Only the pictures stay out; every record is to be quoted exactly.

## Begin

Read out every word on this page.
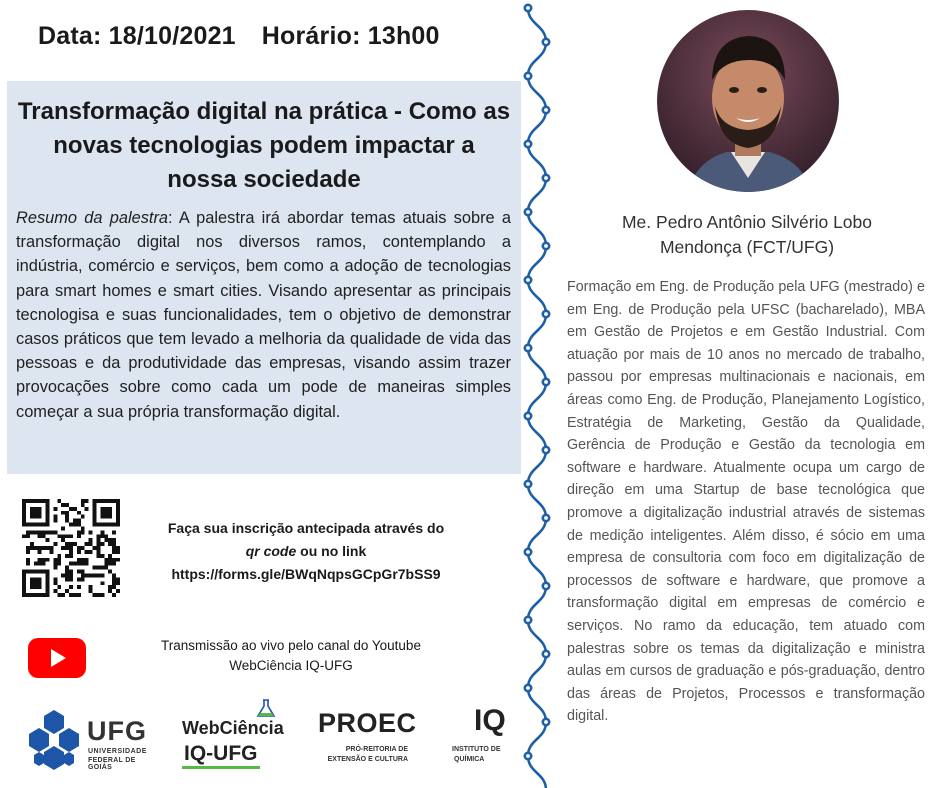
Data: 18/10/2021 Horário: 13h00
Transformação digital na prática - Como as novas tecnologias podem impactar a nossa sociedade
Resumo da palestra: A palestra irá abordar temas atuais sobre a transformação digital nos diversos ramos, contemplando a indústria, comércio e serviços, bem como a adoção de tecnologias para smart homes e smart cities. Visando apresentar as principais tecnologisa e suas funcionalidades, tem o objetivo de demonstrar casos práticos que tem levado a melhoria da qualidade de vida das pessoas e da produtividade das empresas, visando assim trazer provocações sobre como cada um pode de maneiras simples começar a sua própria transformação digital.
Faça sua inscrição antecipada através do
qr code ou no link
https://forms.gle/BWqNqpsGCpGr7bSS9
Transmissão ao vivo pelo canal do Youtube
WebCiência IQ-UFG
UFG
UNIVERSIDADE
FEDERAL DE GOIÁS
WebCiência
IQ-UFG
PROEC
PRÓ-REITORIA DE
EXTENSÃO E CULTURA
IQ
INSTITUTO DE
QUÍMICA
Me. Pedro Antônio Silvério Lobo
Mendonça (FCT/UFG)
Formação em Eng. de Produção pela UFG (mestrado) e em Eng. de Produção pela UFSC (bacharelado), MBA em Gestão de Projetos e em Gestão Industrial. Com atuação por mais de 10 anos no mercado de trabalho, passou por empresas multinacionais e nacionais, em áreas como Eng. de Produção, Planejamento Logístico, Estratégia de Marketing, Gestão da Qualidade, Gerência de Produção e Gestão da tecnologia em software e hardware. Atualmente ocupa um cargo de direção em uma Startup de base tecnológica que promove a digitalização industrial através de sistemas de medição inteligentes. Além disso, é sócio em uma empresa de consultoria com foco em digitalização de processos de software e hardware, que promove a transformação digital em empresas de comércio e serviços. No ramo da educação, tem atuado com palestras sobre os temas da digitalização e ministra aulas em cursos de graduação e pós-graduação, dentro das áreas de Projetos, Processos e transformação digital.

## End

Answer to the task:
Read out every word on this page.
Data: 18/10/2021 Horário: 13h00
Transformação digital na prática - Como as novas tecnologias podem impactar a nossa sociedade
Resumo da palestra: A palestra irá abordar temas atuais sobre a transformação digital nos diversos ramos, contemplando a indústria, comércio e serviços, bem como a adoção de tecnologias para smart homes e smart cities. Visando apresentar as principais tecnologisa e suas funcionalidades, tem o objetivo de demonstrar casos práticos que tem levado a melhoria da qualidade de vida das pessoas e da produtividade das empresas, visando assim trazer provocações sobre como cada um pode de maneiras simples começar a sua própria transformação digital.
Faça sua inscrição antecipada através do
qr code ou no link
https://forms.gle/BWqNqpsGCpGr7bSS9
Transmissão ao vivo pelo canal do Youtube
WebCiência IQ-UFG
UFG
UNIVERSIDADE
FEDERAL DE GOIÁS
WebCiência
IQ-UFG
PROEC
PRÓ-REITORIA DE
EXTENSÃO E CULTURA
IQ
INSTITUTO DE
QUÍMICA
Me. Pedro Antônio Silvério Lobo
Mendonça (FCT/UFG)
Formação em Eng. de Produção pela UFG (mestrado) e em Eng. de Produção pela UFSC (bacharelado), MBA em Gestão de Projetos e em Gestão Industrial. Com atuação por mais de 10 anos no mercado de trabalho, passou por empresas multinacionais e nacionais, em áreas como Eng. de Produção, Planejamento Logístico, Estratégia de Marketing, Gestão da Qualidade, Gerência de Produção e Gestão da tecnologia em software e hardware. Atualmente ocupa um cargo de direção em uma Startup de base tecnológica que promove a digitalização industrial através de sistemas de medição inteligentes. Além disso, é sócio em uma empresa de consultoria com foco em digitalização de processos de software e hardware, que promove a transformação digital em empresas de comércio e serviços. No ramo da educação, tem atuado com palestras sobre os temas da digitalização e ministra aulas em cursos de graduação e pós-graduação, dentro das áreas de Projetos, Processos e transformação digital.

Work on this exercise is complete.